## BEGIN

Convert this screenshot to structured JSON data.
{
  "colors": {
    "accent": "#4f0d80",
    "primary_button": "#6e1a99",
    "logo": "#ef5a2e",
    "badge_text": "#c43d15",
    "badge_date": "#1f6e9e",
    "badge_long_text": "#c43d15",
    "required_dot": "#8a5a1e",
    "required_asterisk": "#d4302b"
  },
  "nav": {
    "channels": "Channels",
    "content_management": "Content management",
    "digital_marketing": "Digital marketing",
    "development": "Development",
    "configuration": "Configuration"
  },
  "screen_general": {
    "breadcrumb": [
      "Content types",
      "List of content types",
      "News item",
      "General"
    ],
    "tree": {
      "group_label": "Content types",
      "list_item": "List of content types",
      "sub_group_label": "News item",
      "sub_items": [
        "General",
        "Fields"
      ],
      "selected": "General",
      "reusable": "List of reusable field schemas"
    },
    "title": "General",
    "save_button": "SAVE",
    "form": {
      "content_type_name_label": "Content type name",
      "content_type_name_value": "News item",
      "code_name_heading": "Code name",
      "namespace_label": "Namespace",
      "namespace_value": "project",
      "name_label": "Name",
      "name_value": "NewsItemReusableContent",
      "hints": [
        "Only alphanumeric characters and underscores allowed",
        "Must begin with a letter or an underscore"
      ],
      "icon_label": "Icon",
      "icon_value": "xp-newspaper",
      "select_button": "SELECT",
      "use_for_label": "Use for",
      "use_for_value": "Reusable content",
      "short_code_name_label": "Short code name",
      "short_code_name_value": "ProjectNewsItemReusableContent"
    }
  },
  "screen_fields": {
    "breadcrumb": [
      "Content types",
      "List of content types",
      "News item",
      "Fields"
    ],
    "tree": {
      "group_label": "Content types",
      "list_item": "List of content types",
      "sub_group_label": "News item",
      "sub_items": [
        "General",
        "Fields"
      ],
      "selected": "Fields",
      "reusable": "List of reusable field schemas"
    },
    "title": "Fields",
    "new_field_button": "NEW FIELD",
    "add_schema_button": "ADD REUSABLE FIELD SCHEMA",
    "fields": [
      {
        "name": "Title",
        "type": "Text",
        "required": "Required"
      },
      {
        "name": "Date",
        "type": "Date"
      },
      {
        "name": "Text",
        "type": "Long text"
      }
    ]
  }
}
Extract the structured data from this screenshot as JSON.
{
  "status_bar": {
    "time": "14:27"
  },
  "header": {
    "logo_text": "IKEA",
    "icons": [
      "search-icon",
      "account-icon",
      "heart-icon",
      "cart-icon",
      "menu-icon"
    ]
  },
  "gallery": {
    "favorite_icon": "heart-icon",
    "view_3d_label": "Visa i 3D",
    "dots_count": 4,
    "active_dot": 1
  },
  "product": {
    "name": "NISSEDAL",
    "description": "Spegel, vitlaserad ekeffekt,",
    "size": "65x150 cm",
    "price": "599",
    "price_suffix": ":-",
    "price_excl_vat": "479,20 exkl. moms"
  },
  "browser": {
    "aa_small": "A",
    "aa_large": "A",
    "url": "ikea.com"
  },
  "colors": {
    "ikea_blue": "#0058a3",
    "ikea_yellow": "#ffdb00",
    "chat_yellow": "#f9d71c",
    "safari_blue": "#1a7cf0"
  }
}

## END

* **WHAT NEEDS TO BE DONE**:
Transcribe all lines as written.

* **FINAL ANSWER**:
Convert this screenshot to structured JSON data.
{
  "colors": {
    "accent": "#4f0d80",
    "primary_button": "#6e1a99",
    "logo": "#ef5a2e",
    "badge_text": "#c43d15",
    "badge_date": "#1f6e9e",
    "badge_long_text": "#c43d15",
    "required_dot": "#8a5a1e",
    "required_asterisk": "#d4302b"
  },
  "nav": {
    "channels": "Channels",
    "content_management": "Content management",
    "digital_marketing": "Digital marketing",
    "development": "Development",
    "configuration": "Configuration"
  },
  "screen_general": {
    "breadcrumb": [
      "Content types",
      "List of content types",
      "News item",
      "General"
    ],
    "tree": {
      "group_label": "Content types",
      "list_item": "List of content types",
      "sub_group_label": "News item",
      "sub_items": [
        "General",
        "Fields"
      ],
      "selected": "General",
      "reusable": "List of reusable field schemas"
    },
    "title": "General",
    "save_button": "SAVE",
    "form": {
      "content_type_name_label": "Content type name",
      "content_type_name_value": "News item",
      "code_name_heading": "Code name",
      "namespace_label": "Namespace",
      "namespace_value": "project",
      "name_label": "Name",
      "name_value": "NewsItemReusableContent",
      "hints": [
        "Only alphanumeric characters and underscores allowed",
        "Must begin with a letter or an underscore"
      ],
      "icon_label": "Icon",
      "icon_value": "xp-newspaper",
      "select_button": "SELECT",
      "use_for_label": "Use for",
      "use_for_value": "Reusable content",
      "short_code_name_label": "Short code name",
      "short_code_name_value": "ProjectNewsItemReusableContent"
    }
  },
  "screen_fields": {
    "breadcrumb": [
      "Content types",
      "List of content types",
      "News item",
      "Fields"
    ],
    "tree": {
      "group_label": "Content types",
      "list_item": "List of content types",
      "sub_group_label": "News item",
      "sub_items": [
        "General",
        "Fields"
      ],
      "selected": "Fields",
      "reusable": "List of reusable field schemas"
    },
    "title": "Fields",
    "new_field_button": "NEW FIELD",
    "add_schema_button": "ADD REUSABLE FIELD SCHEMA",
    "fields": [
      {
        "name": "Title",
        "type": "Text",
        "required": "Required"
      },
      {
        "name": "Date",
        "type": "Date"
      },
      {
        "name": "Text",
        "type": "Long text"
      }
    ]
  }
}
Extract the structured data from this screenshot as JSON.
{
  "status_bar": {
    "time": "14:27"
  },
  "header": {
    "logo_text": "IKEA",
    "icons": [
      "search-icon",
      "account-icon",
      "heart-icon",
      "cart-icon",
      "menu-icon"
    ]
  },
  "gallery": {
    "favorite_icon": "heart-icon",
    "view_3d_label": "Visa i 3D",
    "dots_count": 4,
    "active_dot": 1
  },
  "product": {
    "name": "NISSEDAL",
    "description": "Spegel, vitlaserad ekeffekt,",
    "size": "65x150 cm",
    "price": "599",
    "price_suffix": ":-",
    "price_excl_vat": "479,20 exkl. moms"
  },
  "browser": {
    "aa_small": "A",
    "aa_large": "A",
    "url": "ikea.com"
  },
  "colors": {
    "ikea_blue": "#0058a3",
    "ikea_yellow": "#ffdb00",
    "chat_yellow": "#f9d71c",
    "safari_blue": "#1a7cf0"
  }
}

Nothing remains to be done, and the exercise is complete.